* ENTRIES PROVIDED:
= = =
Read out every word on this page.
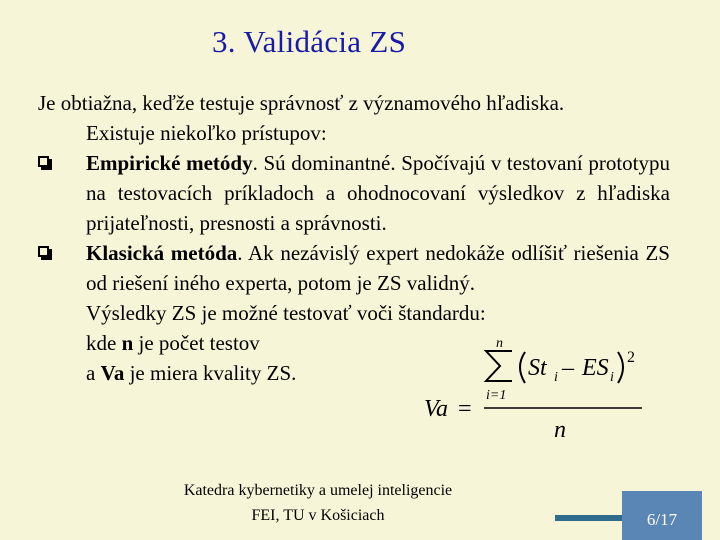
3. Validácia ZS
Je obtiažna, keďže testuje správnosť z významového hľadiska.
Existuje niekoľko prístupov:
Empirické metódy. Sú dominantné. Spočívajú v testovaní prototypu na testovacích príkladoch a ohodnocovaní výsledkov z hľadiska prijateľnosti, presnosti a správnosti.
Klasická metóda. Ak nezávislý expert nedokáže odlíšiť riešenia ZS od riešení iného experta, potom je ZS validný.
Výsledky ZS je možné testovať voči štandardu:
kde n je počet testov
a Va je miera kvality ZS.
Va =
n
i=1
St i – ES i
2
n
Katedra kybernetiky a umelej inteligencie
FEI, TU v Košiciach	6/17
= = =
* OBJECTIVE:
Reproduce all the records verbatim, excluding images.

* FULL RESPONSE:
Read out every word on this page.
3. Validácia ZS
Je obtiažna, keďže testuje správnosť z významového hľadiska.
Existuje niekoľko prístupov:
Empirické metódy. Sú dominantné. Spočívajú v testovaní prototypu na testovacích príkladoch a ohodnocovaní výsledkov z hľadiska prijateľnosti, presnosti a správnosti.
Klasická metóda. Ak nezávislý expert nedokáže odlíšiť riešenia ZS od riešení iného experta, potom je ZS validný.
Výsledky ZS je možné testovať voči štandardu:
kde n je počet testov
a Va je miera kvality ZS.
Va =
n
i=1
St i – ES i
2
n
Katedra kybernetiky a umelej inteligencie
FEI, TU v Košiciach	6/17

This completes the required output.